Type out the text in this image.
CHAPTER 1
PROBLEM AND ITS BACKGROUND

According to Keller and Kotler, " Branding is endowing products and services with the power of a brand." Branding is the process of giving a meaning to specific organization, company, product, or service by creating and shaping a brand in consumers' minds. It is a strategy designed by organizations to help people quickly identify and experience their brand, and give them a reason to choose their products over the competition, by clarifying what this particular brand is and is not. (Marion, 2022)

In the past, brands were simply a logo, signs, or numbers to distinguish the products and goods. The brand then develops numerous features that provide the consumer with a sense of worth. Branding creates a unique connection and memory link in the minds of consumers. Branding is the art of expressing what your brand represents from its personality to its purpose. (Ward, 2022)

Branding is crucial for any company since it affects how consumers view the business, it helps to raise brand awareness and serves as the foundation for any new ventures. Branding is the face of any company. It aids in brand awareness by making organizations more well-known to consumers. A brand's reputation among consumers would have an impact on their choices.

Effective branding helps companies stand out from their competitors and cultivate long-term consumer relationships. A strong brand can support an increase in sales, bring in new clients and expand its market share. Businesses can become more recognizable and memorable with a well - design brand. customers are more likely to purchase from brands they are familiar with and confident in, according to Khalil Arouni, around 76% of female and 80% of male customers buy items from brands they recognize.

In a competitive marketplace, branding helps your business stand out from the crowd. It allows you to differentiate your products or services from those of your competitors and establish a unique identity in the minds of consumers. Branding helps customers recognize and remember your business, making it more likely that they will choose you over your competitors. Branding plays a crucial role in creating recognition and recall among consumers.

----

GOAL:
Every entry must be quoted exactly as it appears above.

ANSWER TO THIS EXERCISE:
Type out the text in this image.
CHAPTER 1
PROBLEM AND ITS BACKGROUND

According to Keller and Kotler, " Branding is endowing products and services with the power of a brand." Branding is the process of giving a meaning to specific organization, company, product, or service by creating and shaping a brand in consumers' minds. It is a strategy designed by organizations to help people quickly identify and experience their brand, and give them a reason to choose their products over the competition, by clarifying what this particular brand is and is not. (Marion, 2022)

In the past, brands were simply a logo, signs, or numbers to distinguish the products and goods. The brand then develops numerous features that provide the consumer with a sense of worth. Branding creates a unique connection and memory link in the minds of consumers. Branding is the art of expressing what your brand represents from its personality to its purpose. (Ward, 2022)

Branding is crucial for any company since it affects how consumers view the business, it helps to raise brand awareness and serves as the foundation for any new ventures. Branding is the face of any company. It aids in brand awareness by making organizations more well-known to consumers. A brand's reputation among consumers would have an impact on their choices.

Effective branding helps companies stand out from their competitors and cultivate long-term consumer relationships. A strong brand can support an increase in sales, bring in new clients and expand its market share. Businesses can become more recognizable and memorable with a well - design brand. customers are more likely to purchase from brands they are familiar with and confident in, according to Khalil Arouni, around 76% of female and 80% of male customers buy items from brands they recognize.

In a competitive marketplace, branding helps your business stand out from the crowd. It allows you to differentiate your products or services from those of your competitors and establish a unique identity in the minds of consumers. Branding helps customers recognize and remember your business, making it more likely that they will choose you over your competitors. Branding plays a crucial role in creating recognition and recall among consumers.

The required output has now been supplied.